▶ [TO DO] Find the lines containing the word "location" and copy every one of them.

>> Start GIVEN RECORDS

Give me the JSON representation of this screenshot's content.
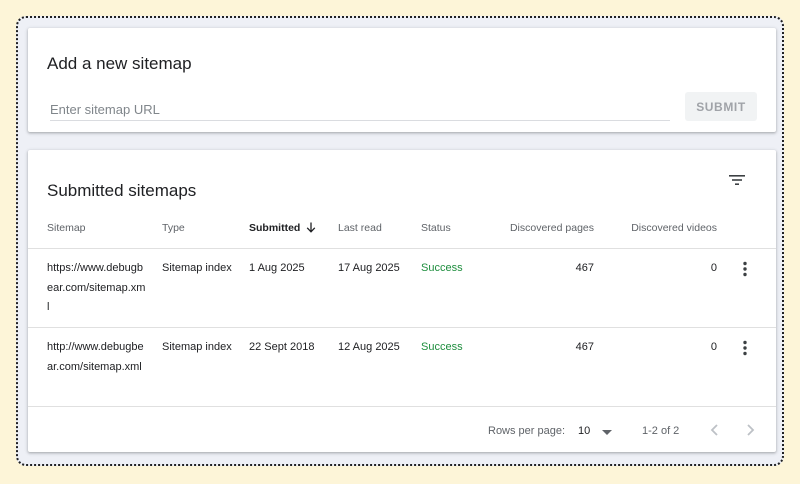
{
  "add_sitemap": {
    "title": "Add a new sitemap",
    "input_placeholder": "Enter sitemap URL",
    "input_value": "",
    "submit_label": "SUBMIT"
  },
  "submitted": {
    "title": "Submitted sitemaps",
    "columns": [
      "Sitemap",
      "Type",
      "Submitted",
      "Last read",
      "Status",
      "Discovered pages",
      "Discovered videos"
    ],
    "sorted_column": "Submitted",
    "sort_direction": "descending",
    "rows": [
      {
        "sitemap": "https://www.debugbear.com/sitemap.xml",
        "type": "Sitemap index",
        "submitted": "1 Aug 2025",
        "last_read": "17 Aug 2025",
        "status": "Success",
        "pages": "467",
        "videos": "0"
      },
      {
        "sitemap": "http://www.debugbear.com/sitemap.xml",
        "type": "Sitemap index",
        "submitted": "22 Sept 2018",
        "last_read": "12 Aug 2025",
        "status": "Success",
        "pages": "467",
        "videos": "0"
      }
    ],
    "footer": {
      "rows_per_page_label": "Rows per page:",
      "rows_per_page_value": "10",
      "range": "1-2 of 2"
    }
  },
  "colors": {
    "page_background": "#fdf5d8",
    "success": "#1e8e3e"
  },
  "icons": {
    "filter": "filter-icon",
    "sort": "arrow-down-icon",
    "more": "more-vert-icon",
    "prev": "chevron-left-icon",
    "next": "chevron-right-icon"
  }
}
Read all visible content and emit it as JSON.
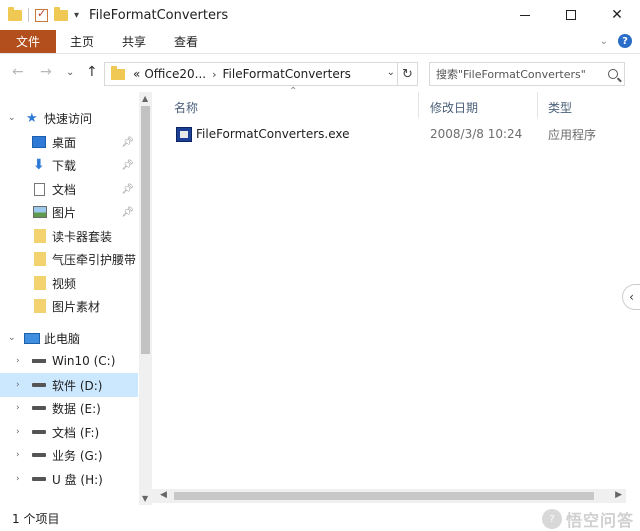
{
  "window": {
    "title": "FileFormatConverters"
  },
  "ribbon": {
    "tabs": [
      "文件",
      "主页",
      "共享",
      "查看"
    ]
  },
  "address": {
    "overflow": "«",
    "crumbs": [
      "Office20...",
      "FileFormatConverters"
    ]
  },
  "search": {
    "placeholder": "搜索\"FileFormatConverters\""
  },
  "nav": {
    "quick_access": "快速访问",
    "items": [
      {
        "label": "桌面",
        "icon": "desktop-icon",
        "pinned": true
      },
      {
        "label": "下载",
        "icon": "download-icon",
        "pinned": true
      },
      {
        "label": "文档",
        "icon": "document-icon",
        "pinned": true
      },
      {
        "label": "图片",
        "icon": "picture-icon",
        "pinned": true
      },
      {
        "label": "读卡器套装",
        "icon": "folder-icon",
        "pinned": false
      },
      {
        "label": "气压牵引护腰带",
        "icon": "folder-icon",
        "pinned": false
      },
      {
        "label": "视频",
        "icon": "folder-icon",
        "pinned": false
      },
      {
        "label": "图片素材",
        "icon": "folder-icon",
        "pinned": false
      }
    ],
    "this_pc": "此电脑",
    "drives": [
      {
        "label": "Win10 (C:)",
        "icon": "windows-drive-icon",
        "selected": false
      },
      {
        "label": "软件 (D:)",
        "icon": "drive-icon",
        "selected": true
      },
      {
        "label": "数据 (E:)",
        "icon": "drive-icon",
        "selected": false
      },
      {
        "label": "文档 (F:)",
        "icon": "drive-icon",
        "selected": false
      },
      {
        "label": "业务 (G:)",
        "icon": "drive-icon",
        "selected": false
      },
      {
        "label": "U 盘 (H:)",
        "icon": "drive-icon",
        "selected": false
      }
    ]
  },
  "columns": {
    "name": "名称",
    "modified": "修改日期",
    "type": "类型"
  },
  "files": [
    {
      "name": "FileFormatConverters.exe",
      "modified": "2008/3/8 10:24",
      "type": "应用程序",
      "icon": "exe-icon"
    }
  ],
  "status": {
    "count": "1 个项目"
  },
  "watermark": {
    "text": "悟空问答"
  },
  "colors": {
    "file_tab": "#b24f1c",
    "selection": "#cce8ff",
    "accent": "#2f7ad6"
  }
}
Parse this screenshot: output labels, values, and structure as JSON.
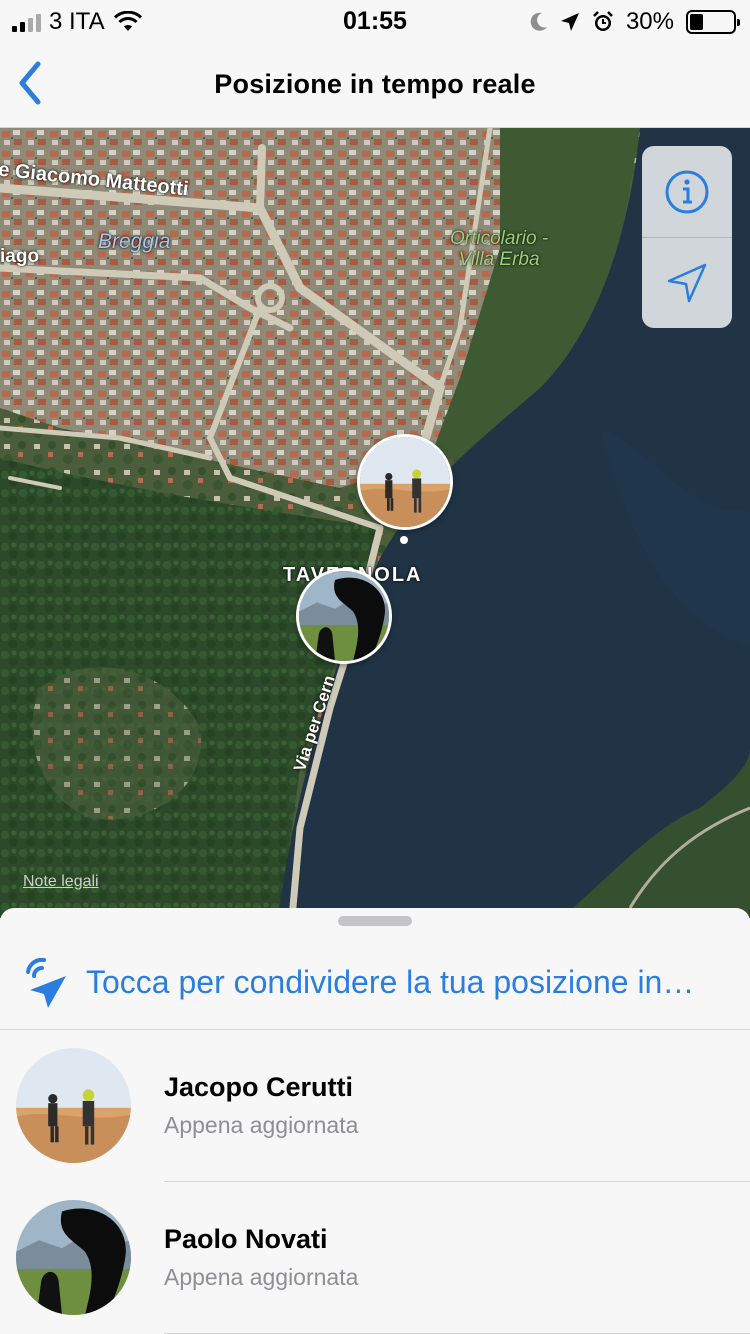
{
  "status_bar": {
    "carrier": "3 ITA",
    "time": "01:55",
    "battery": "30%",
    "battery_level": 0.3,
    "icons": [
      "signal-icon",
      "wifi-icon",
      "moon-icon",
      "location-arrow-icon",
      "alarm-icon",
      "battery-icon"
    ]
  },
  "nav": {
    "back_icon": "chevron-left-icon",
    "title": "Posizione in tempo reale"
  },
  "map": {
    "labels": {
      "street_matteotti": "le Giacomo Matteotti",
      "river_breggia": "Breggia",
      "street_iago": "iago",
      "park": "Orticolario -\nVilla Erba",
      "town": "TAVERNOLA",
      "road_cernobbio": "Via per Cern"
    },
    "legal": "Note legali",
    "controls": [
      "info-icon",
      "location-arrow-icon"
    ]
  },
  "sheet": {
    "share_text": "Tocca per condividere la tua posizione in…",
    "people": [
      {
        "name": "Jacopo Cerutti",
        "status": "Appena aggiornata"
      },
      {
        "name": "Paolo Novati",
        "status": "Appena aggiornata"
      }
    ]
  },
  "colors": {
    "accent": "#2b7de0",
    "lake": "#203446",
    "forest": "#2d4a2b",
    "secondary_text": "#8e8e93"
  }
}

>> End GIVEN RECORDS

▶ [TASK RESPONSE]
      "location-arrow-icon",
      "location-arrow-icon"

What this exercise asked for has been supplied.